Gather every line holding the string "Перевести".
— BEGIN GIVEN ENTRIES —
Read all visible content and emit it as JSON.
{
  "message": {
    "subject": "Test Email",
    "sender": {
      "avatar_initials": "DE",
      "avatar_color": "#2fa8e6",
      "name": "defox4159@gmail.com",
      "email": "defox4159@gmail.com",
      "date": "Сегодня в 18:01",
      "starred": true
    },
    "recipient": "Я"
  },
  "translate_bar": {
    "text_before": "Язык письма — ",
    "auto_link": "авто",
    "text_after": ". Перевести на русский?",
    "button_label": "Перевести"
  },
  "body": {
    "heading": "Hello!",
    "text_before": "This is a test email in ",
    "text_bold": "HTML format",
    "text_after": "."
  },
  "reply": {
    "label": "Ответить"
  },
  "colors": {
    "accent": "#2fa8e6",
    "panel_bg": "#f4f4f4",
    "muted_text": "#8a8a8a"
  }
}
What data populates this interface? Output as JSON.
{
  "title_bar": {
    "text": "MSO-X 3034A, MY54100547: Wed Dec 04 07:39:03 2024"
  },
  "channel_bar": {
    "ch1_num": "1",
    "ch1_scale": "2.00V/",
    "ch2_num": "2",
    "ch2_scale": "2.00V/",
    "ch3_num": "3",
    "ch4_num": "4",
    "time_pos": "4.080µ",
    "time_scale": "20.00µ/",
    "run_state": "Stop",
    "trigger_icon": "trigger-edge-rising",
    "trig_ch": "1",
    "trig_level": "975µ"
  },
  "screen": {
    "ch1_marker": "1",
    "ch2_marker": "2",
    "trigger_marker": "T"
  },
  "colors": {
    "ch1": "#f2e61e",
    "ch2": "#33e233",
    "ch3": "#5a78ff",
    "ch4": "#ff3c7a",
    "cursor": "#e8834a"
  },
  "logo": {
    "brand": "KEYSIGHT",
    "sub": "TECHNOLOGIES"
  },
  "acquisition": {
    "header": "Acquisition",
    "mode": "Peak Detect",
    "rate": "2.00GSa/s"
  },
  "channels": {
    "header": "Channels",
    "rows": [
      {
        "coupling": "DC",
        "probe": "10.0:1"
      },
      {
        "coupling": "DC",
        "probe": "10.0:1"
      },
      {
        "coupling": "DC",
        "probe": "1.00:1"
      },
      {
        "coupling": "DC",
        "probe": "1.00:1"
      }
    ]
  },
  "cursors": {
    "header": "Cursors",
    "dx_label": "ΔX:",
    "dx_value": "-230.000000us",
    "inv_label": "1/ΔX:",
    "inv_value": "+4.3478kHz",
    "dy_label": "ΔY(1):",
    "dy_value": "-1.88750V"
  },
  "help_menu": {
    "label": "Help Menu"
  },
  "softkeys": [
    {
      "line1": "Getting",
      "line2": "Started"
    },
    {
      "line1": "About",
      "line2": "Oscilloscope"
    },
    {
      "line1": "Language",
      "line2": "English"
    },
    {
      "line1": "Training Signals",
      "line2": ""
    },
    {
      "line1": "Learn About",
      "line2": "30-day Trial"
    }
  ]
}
— END GIVEN ENTRIES —
RESULT BELOW
    "text_after": ". Перевести на русский?",
    "button_label": "Перевести"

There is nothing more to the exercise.